Reading text
>>

DETAILED DESCRIPTION OF EXEMPLARY EMBODIMENTS OF THE INVENTION
[0032] The present invention will now be described more fully with
reference to the accompanying drawings, in which exemplary
embodiments of the invention are shown. Advantages and features of
the present invention and methods of accomplishing the same may be
understood more readily by reference to the following detailed
description of exemplary embodiments and the accompanying drawings.
The present invention may, however, be embodied in many different
forms and should not be construed as being limited to the exemplary
embodiments set forth herein. Rather, these exemplary embodiments
are provided so that this disclosure will be thorough and complete
and will fully convey the concept of the invention to those skilled
in the art, and the present invention will only be defined by the
appended claims. Like reference numerals refer to like elements
throughout the specification.
[0033] The present invention proposes a new method for improving
interlayer motion prediction. The main purpose of the present
invention is to provide a method for effectively predicting a
motion field of a frame having no corresponding base layer frame.

<<

Data provided
>>

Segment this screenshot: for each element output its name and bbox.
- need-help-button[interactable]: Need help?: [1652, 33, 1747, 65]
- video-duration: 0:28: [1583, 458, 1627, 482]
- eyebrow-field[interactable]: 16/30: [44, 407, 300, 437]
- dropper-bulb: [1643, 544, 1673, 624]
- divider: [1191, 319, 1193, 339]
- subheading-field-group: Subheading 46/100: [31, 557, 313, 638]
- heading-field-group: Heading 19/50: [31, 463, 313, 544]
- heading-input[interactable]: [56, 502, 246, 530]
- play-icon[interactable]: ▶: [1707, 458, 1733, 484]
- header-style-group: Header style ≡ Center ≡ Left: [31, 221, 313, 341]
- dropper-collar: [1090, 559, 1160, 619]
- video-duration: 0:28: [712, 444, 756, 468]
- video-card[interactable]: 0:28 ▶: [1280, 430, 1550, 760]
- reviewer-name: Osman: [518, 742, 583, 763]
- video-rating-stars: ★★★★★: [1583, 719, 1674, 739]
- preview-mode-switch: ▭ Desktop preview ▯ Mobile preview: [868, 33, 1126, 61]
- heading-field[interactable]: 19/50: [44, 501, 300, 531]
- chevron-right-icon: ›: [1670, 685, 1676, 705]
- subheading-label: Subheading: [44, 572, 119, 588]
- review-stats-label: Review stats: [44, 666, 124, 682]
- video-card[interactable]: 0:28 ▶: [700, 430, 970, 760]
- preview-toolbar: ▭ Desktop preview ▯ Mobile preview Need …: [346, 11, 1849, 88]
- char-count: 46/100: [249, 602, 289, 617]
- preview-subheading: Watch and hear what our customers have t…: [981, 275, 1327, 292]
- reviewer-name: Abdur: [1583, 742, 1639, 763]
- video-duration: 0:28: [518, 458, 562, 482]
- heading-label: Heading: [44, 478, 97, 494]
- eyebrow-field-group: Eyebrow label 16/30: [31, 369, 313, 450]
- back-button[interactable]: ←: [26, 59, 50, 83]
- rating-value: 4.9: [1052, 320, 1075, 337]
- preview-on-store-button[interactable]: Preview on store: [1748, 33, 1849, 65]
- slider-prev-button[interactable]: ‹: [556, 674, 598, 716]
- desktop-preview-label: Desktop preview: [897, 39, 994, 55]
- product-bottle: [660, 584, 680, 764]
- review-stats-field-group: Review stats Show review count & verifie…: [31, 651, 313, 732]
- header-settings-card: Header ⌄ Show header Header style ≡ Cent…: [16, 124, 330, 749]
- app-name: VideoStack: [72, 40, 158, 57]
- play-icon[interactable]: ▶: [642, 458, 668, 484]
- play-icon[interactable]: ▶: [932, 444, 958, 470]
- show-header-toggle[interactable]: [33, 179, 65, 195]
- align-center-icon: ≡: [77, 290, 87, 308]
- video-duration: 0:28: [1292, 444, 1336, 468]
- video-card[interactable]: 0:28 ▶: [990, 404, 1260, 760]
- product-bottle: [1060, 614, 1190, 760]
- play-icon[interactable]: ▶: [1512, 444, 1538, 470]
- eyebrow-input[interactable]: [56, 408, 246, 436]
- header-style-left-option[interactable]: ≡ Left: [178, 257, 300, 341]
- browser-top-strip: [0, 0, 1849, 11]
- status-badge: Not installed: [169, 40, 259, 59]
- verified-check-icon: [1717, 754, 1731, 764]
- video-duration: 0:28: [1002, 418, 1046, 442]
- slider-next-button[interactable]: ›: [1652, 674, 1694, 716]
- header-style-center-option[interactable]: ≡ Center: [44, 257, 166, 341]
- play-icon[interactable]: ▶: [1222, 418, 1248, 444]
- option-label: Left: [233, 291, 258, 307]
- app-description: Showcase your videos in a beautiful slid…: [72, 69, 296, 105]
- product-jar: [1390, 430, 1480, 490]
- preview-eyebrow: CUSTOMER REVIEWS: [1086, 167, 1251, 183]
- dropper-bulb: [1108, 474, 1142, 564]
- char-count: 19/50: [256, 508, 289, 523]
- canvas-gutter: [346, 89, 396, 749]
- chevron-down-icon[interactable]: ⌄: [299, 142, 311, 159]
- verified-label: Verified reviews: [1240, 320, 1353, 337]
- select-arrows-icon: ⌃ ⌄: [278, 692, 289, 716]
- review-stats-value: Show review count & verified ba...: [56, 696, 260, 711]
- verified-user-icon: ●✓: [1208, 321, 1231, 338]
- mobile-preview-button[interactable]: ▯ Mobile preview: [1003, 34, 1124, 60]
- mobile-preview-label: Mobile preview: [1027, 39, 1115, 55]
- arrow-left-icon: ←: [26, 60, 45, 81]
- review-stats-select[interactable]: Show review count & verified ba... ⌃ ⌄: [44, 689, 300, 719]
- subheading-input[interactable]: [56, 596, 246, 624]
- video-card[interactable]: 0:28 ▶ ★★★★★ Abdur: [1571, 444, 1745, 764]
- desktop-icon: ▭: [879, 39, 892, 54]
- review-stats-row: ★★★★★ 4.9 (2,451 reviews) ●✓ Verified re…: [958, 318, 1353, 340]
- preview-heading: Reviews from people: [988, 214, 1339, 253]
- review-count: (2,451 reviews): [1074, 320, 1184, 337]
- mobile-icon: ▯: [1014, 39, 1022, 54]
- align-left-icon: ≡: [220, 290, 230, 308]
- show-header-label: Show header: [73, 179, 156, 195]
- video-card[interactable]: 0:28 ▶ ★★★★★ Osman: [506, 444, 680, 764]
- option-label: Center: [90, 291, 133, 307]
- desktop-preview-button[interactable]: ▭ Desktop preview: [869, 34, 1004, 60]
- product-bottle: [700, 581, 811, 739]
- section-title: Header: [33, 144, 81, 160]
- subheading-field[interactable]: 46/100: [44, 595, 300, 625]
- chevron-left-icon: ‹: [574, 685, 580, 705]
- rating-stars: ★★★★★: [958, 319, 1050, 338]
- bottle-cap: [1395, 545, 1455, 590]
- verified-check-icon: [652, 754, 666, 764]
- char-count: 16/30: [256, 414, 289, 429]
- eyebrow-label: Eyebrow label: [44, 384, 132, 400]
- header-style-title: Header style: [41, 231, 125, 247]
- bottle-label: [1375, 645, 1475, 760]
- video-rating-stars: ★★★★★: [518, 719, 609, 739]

<<

Objective 1
List every sentence in the patent description that begins with the words "The present invention", giving each in full.
Objective 2
Reproduce word for word the passage of the patent description starting at "DETAILED DESCRIPTION OF" and ending at "the accompanying drawings.".
Objective 3
Write the next part of the patent description, picking up after its final sentence.
The records come from a different source than the patent description.

Exercise result 1
The present invention will now be described more fully with reference to the accompanying drawings, in which exemplary embodiments of the invention are shown.
The present invention may, however, be embodied in many different forms and should not be construed as being limited to the exemplary embodiments set forth herein.
The present invention proposes a new method for improving interlayer motion prediction.

Exercise result 2
DETAILED DESCRIPTION OF EXEMPLARY EMBODIMENTS OF THE INVENTION
[0032] The present invention will now be described more fully with
reference to the accompanying drawings, in which exemplary
embodiments of the invention are shown. Advantages and features of
the present invention and methods of accomplishing the same may be
understood more readily by reference to the following detailed
description of exemplary embodiments and the accompanying drawings.

Exercise result 3
The method may reduce the number of motion bits when the frame rate
of a current layer is different than a base layer. This method is
based on Scalable Video Model 3.0 of ISO/IEC 21000-13 Scalable
Video Coding" ("SVM 3.0") and includes generating a virtual motion
vector using adjacent base layer frames and calculating a predicted
motion vector using virtual base-layer motion (VBM).
[0034] SVM 3.0 is based on an interlayer motion prediction
technique that uses correlation between interlayer motion fields.
In the interlayer motion prediction, the interlayer motion fields
can be represented by refining or using a base layer motion as it
is. It is known that the interlayer motion prediction is more
efficient when the motion fields of two different layers are
significantly similar to each other. When two layers have different
frame rates, there may be no corresponding base layer frame for a
frame. However, in this case, currently available SVM 3.0 uses
independent motion prediction and quantization instead of
interlayer motion prediction.
[0035] The present invention proposes a method of using a base
layer motion for multi-layered scalable video coding. In
particular, when a current layer has a different frame rate than a
base layer, a virtual motion vector in a missing layer frame is
produced using motion vectors in adjacent base layer frames. The
virtual motion vector may be used for predicting a motion field of
a current layer. The motion field of the current layer may be
replaced by the virtual motion vector or refined at a predetermined
accuracy (e.g., 1/4 pixel accuracy). This technique uses
correlation between two interlayer motion fields to efficiently
reduce the total number of motion bits, which is hereinafter called
"virtual base-layer motion" (VBM).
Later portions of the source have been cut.